◆ What to produce ◆
Examine the entries and show every line in which the word "knife" is found.

Some records

# # # # # # #

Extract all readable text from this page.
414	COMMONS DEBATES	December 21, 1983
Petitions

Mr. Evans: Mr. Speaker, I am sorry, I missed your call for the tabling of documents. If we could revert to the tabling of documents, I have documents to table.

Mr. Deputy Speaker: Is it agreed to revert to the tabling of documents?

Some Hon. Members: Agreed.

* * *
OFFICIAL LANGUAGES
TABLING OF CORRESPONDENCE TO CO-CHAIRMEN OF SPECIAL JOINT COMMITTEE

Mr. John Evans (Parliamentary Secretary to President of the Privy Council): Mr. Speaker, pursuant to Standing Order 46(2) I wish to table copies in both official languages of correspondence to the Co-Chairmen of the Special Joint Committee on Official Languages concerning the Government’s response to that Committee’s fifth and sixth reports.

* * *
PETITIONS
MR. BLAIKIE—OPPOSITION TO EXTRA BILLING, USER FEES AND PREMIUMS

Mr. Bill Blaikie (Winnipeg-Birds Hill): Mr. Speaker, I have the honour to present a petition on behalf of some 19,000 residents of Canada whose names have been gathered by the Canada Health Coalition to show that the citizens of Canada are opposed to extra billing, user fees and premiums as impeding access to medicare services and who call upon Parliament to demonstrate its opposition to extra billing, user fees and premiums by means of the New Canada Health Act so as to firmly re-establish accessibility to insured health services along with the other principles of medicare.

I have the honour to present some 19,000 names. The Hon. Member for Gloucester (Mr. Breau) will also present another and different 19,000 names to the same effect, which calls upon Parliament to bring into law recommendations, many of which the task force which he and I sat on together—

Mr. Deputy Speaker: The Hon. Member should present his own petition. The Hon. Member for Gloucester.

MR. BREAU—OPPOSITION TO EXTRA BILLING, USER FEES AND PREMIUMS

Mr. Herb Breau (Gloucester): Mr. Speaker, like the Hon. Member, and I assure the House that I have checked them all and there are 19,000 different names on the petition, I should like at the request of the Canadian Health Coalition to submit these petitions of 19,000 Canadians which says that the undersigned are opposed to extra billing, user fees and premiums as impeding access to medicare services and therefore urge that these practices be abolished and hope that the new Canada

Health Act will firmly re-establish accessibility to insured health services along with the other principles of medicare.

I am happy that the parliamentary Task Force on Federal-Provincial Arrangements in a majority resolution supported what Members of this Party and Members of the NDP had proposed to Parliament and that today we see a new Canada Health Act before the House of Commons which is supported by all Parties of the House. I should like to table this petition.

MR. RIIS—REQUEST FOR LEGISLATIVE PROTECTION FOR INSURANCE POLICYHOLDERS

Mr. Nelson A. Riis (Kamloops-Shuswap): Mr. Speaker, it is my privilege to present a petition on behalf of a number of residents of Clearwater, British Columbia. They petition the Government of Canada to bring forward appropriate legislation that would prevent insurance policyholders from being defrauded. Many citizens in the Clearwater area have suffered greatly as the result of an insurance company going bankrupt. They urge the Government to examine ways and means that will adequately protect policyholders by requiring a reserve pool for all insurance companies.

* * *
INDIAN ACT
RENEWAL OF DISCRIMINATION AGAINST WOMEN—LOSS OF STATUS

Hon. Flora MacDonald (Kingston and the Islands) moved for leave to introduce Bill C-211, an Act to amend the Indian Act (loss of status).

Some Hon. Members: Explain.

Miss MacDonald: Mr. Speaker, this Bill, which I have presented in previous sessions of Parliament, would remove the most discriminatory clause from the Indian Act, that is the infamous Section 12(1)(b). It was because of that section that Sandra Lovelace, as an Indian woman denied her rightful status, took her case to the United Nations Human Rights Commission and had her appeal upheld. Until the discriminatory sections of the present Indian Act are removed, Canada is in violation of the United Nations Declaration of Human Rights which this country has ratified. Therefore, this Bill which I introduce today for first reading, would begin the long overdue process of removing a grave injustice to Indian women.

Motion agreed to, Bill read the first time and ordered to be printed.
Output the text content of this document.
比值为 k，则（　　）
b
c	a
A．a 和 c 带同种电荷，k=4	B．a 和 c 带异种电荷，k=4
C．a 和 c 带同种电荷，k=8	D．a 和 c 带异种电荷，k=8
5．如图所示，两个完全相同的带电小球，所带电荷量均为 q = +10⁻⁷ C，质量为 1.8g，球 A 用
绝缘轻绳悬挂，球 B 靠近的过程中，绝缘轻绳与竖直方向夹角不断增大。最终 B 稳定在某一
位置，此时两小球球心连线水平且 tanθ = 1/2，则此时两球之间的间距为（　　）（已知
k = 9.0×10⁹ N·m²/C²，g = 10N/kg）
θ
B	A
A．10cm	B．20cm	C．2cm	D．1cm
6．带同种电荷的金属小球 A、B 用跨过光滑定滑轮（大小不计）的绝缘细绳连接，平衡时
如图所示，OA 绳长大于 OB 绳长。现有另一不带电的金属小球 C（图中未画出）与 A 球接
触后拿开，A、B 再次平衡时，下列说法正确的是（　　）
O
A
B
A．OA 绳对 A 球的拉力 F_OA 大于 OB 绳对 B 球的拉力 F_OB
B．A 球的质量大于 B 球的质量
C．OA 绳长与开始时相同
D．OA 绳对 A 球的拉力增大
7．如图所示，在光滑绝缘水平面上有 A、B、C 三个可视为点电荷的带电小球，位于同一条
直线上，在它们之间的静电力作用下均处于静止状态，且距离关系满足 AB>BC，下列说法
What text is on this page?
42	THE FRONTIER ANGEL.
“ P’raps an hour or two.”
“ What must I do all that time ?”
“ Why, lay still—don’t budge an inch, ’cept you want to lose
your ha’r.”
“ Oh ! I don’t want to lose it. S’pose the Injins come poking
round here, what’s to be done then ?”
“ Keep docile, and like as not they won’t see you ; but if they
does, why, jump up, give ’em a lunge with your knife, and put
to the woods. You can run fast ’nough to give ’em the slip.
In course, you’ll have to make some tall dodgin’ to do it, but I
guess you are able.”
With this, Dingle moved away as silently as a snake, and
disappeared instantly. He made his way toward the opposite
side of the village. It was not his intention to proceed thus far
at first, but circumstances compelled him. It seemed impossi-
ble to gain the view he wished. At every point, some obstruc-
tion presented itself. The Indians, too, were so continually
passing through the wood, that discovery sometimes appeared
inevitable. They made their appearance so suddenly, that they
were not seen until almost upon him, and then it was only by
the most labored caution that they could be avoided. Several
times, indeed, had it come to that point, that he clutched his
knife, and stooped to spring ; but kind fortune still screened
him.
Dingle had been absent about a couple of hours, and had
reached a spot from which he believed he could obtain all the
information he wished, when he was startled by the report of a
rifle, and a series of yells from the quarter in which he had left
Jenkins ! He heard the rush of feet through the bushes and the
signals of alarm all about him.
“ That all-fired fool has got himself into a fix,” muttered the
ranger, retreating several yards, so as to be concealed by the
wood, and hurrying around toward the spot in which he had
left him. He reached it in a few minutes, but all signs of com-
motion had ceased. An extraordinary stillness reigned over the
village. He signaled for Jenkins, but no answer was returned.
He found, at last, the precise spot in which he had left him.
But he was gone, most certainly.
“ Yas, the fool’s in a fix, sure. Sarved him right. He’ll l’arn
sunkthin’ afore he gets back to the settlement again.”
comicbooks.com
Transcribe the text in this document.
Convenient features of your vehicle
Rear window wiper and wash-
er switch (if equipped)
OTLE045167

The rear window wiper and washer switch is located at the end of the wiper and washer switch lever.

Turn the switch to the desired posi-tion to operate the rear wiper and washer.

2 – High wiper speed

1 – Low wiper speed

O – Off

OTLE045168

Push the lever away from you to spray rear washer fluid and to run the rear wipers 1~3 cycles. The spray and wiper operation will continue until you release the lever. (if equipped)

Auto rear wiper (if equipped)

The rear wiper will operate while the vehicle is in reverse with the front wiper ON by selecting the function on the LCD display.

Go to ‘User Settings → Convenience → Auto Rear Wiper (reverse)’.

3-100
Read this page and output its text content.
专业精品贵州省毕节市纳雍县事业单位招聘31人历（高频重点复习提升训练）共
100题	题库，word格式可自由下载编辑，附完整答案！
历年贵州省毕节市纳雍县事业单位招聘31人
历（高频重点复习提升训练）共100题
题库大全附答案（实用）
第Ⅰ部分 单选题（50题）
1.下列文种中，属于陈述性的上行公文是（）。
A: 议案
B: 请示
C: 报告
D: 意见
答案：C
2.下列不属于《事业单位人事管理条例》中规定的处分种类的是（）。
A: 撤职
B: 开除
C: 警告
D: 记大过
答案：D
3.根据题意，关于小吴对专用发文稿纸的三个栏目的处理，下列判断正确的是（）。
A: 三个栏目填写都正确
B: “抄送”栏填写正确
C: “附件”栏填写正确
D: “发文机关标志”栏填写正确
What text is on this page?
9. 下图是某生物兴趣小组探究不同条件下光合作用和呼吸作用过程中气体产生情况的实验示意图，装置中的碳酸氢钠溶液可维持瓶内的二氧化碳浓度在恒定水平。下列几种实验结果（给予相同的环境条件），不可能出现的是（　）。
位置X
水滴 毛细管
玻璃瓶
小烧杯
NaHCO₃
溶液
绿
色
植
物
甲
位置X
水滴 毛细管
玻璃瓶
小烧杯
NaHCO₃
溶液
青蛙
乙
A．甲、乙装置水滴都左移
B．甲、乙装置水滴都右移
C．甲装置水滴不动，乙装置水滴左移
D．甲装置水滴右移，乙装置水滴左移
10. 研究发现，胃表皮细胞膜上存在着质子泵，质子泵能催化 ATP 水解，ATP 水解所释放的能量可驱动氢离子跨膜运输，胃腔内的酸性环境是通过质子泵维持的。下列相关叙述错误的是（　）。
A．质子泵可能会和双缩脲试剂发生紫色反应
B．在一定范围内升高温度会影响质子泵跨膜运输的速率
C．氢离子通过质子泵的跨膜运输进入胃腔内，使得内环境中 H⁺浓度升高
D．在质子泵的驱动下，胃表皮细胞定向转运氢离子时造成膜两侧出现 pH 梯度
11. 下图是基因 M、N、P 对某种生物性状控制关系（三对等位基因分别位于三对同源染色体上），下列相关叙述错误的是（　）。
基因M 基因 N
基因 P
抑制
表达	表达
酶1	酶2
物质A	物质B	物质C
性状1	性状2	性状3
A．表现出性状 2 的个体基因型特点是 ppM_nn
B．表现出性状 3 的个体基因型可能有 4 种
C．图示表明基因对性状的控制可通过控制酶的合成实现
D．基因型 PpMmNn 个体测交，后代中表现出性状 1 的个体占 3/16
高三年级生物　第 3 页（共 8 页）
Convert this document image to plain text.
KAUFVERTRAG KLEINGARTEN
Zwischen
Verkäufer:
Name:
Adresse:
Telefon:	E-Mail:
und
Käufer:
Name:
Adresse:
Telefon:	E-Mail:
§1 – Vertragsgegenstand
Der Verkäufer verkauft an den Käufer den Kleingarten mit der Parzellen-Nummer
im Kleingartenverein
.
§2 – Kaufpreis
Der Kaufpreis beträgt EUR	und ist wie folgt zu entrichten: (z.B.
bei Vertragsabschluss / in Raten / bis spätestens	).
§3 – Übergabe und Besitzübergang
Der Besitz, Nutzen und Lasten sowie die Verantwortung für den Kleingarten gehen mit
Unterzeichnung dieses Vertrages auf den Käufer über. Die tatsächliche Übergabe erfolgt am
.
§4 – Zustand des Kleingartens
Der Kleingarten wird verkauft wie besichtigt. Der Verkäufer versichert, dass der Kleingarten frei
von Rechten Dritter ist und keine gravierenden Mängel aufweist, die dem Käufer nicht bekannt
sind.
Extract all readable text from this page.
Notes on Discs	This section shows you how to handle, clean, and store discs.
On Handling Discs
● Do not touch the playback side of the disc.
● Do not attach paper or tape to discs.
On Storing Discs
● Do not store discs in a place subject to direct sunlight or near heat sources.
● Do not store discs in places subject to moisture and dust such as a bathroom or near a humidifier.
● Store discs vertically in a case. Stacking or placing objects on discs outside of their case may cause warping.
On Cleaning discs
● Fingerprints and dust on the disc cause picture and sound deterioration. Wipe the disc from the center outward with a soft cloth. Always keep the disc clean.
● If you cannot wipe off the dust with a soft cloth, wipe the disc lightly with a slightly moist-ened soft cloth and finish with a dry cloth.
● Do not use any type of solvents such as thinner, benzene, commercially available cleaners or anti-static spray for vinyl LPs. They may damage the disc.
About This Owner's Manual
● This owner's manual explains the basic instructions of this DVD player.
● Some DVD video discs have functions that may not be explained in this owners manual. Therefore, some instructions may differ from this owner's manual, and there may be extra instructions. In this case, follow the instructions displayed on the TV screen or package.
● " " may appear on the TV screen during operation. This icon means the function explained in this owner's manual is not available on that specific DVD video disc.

# # # # # # #

◆ Worked solution ◆
does, why, jump up, give ’em a lunge with your knife, and put
knife, and stooped to spring ; but kind fortune still screened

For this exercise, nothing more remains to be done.